-- Start of DATA SUPPLIED --

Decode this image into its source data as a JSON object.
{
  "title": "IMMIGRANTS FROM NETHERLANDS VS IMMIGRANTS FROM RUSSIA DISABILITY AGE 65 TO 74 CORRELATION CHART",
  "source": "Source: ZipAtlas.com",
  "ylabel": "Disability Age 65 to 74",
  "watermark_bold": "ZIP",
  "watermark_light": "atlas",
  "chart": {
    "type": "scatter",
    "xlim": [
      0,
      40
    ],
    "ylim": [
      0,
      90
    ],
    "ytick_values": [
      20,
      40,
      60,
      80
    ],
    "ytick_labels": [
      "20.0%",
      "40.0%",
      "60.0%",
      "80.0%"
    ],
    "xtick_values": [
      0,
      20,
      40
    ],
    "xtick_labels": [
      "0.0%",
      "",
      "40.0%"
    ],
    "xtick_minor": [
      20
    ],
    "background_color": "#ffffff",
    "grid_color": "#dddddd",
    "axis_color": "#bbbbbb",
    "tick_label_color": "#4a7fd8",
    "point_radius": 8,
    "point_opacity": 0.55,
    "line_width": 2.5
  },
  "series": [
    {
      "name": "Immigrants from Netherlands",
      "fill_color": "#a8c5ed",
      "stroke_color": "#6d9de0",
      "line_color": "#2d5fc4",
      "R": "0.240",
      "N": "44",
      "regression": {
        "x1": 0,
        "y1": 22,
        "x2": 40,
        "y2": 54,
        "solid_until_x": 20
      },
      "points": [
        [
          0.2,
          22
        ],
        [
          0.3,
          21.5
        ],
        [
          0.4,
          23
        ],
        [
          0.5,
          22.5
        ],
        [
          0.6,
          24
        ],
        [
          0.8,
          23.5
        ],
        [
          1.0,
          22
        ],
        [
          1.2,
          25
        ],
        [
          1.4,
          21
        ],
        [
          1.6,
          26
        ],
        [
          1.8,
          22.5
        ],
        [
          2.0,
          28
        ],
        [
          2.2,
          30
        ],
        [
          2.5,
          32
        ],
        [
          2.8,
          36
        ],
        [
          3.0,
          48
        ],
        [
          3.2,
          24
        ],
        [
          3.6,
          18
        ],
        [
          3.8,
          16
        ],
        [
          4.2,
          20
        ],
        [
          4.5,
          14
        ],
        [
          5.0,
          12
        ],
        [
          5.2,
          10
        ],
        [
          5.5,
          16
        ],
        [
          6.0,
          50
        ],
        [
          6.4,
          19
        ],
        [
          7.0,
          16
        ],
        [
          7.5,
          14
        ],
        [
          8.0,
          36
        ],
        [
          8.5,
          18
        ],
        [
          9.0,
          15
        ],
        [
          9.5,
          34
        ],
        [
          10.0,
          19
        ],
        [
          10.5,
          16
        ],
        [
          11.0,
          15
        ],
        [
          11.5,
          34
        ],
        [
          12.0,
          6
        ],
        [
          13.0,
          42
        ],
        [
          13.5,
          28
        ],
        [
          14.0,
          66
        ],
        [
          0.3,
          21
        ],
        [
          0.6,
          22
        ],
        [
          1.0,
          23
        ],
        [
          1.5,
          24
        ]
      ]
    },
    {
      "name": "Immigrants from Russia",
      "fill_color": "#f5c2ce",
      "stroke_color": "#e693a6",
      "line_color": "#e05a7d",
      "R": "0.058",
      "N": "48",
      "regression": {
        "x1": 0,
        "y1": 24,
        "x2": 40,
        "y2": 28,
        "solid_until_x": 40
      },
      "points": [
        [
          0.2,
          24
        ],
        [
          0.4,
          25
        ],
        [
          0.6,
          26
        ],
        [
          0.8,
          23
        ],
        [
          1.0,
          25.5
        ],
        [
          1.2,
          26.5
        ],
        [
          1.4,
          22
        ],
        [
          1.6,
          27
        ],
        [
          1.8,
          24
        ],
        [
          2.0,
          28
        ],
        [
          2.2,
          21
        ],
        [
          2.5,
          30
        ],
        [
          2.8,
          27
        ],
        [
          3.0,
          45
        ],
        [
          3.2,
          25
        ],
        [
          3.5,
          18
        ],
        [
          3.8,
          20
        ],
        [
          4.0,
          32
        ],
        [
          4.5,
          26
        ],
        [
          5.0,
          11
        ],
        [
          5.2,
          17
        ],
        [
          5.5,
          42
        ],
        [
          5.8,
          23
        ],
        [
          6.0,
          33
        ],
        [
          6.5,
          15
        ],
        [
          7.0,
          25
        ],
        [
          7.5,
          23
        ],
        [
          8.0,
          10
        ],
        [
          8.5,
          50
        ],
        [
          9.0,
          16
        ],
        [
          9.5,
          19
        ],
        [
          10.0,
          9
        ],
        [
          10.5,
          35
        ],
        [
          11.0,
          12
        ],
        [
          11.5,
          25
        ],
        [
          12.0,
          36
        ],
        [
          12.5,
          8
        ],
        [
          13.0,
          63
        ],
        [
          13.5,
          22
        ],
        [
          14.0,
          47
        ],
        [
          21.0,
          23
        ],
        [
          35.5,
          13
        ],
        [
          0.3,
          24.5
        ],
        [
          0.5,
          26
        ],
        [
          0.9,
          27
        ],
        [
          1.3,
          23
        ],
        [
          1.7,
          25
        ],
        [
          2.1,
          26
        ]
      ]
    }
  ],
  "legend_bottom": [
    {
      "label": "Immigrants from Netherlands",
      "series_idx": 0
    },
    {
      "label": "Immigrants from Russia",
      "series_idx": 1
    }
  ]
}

-- End of DATA SUPPLIED --

Copy every line verbatim.

Decode this image into its source data as a JSON object.
{
  "title": "IMMIGRANTS FROM NETHERLANDS VS IMMIGRANTS FROM RUSSIA DISABILITY AGE 65 TO 74 CORRELATION CHART",
  "source": "Source: ZipAtlas.com",
  "ylabel": "Disability Age 65 to 74",
  "watermark_bold": "ZIP",
  "watermark_light": "atlas",
  "chart": {
    "type": "scatter",
    "xlim": [
      0,
      40
    ],
    "ylim": [
      0,
      90
    ],
    "ytick_values": [
      20,
      40,
      60,
      80
    ],
    "ytick_labels": [
      "20.0%",
      "40.0%",
      "60.0%",
      "80.0%"
    ],
    "xtick_values": [
      0,
      20,
      40
    ],
    "xtick_labels": [
      "0.0%",
      "",
      "40.0%"
    ],
    "xtick_minor": [
      20
    ],
    "background_color": "#ffffff",
    "grid_color": "#dddddd",
    "axis_color": "#bbbbbb",
    "tick_label_color": "#4a7fd8",
    "point_radius": 8,
    "point_opacity": 0.55,
    "line_width": 2.5
  },
  "series": [
    {
      "name": "Immigrants from Netherlands",
      "fill_color": "#a8c5ed",
      "stroke_color": "#6d9de0",
      "line_color": "#2d5fc4",
      "R": "0.240",
      "N": "44",
      "regression": {
        "x1": 0,
        "y1": 22,
        "x2": 40,
        "y2": 54,
        "solid_until_x": 20
      },
      "points": [
        [
          0.2,
          22
        ],
        [
          0.3,
          21.5
        ],
        [
          0.4,
          23
        ],
        [
          0.5,
          22.5
        ],
        [
          0.6,
          24
        ],
        [
          0.8,
          23.5
        ],
        [
          1.0,
          22
        ],
        [
          1.2,
          25
        ],
        [
          1.4,
          21
        ],
        [
          1.6,
          26
        ],
        [
          1.8,
          22.5
        ],
        [
          2.0,
          28
        ],
        [
          2.2,
          30
        ],
        [
          2.5,
          32
        ],
        [
          2.8,
          36
        ],
        [
          3.0,
          48
        ],
        [
          3.2,
          24
        ],
        [
          3.6,
          18
        ],
        [
          3.8,
          16
        ],
        [
          4.2,
          20
        ],
        [
          4.5,
          14
        ],
        [
          5.0,
          12
        ],
        [
          5.2,
          10
        ],
        [
          5.5,
          16
        ],
        [
          6.0,
          50
        ],
        [
          6.4,
          19
        ],
        [
          7.0,
          16
        ],
        [
          7.5,
          14
        ],
        [
          8.0,
          36
        ],
        [
          8.5,
          18
        ],
        [
          9.0,
          15
        ],
        [
          9.5,
          34
        ],
        [
          10.0,
          19
        ],
        [
          10.5,
          16
        ],
        [
          11.0,
          15
        ],
        [
          11.5,
          34
        ],
        [
          12.0,
          6
        ],
        [
          13.0,
          42
        ],
        [
          13.5,
          28
        ],
        [
          14.0,
          66
        ],
        [
          0.3,
          21
        ],
        [
          0.6,
          22
        ],
        [
          1.0,
          23
        ],
        [
          1.5,
          24
        ]
      ]
    },
    {
      "name": "Immigrants from Russia",
      "fill_color": "#f5c2ce",
      "stroke_color": "#e693a6",
      "line_color": "#e05a7d",
      "R": "0.058",
      "N": "48",
      "regression": {
        "x1": 0,
        "y1": 24,
        "x2": 40,
        "y2": 28,
        "solid_until_x": 40
      },
      "points": [
        [
          0.2,
          24
        ],
        [
          0.4,
          25
        ],
        [
          0.6,
          26
        ],
        [
          0.8,
          23
        ],
        [
          1.0,
          25.5
        ],
        [
          1.2,
          26.5
        ],
        [
          1.4,
          22
        ],
        [
          1.6,
          27
        ],
        [
          1.8,
          24
        ],
        [
          2.0,
          28
        ],
        [
          2.2,
          21
        ],
        [
          2.5,
          30
        ],
        [
          2.8,
          27
        ],
        [
          3.0,
          45
        ],
        [
          3.2,
          25
        ],
        [
          3.5,
          18
        ],
        [
          3.8,
          20
        ],
        [
          4.0,
          32
        ],
        [
          4.5,
          26
        ],
        [
          5.0,
          11
        ],
        [
          5.2,
          17
        ],
        [
          5.5,
          42
        ],
        [
          5.8,
          23
        ],
        [
          6.0,
          33
        ],
        [
          6.5,
          15
        ],
        [
          7.0,
          25
        ],
        [
          7.5,
          23
        ],
        [
          8.0,
          10
        ],
        [
          8.5,
          50
        ],
        [
          9.0,
          16
        ],
        [
          9.5,
          19
        ],
        [
          10.0,
          9
        ],
        [
          10.5,
          35
        ],
        [
          11.0,
          12
        ],
        [
          11.5,
          25
        ],
        [
          12.0,
          36
        ],
        [
          12.5,
          8
        ],
        [
          13.0,
          63
        ],
        [
          13.5,
          22
        ],
        [
          14.0,
          47
        ],
        [
          21.0,
          23
        ],
        [
          35.5,
          13
        ],
        [
          0.3,
          24.5
        ],
        [
          0.5,
          26
        ],
        [
          0.9,
          27
        ],
        [
          1.3,
          23
        ],
        [
          1.7,
          25
        ],
        [
          2.1,
          26
        ]
      ]
    }
  ],
  "legend_bottom": [
    {
      "label": "Immigrants from Netherlands",
      "series_idx": 0
    },
    {
      "label": "Immigrants from Russia",
      "series_idx": 1
    }
  ]
}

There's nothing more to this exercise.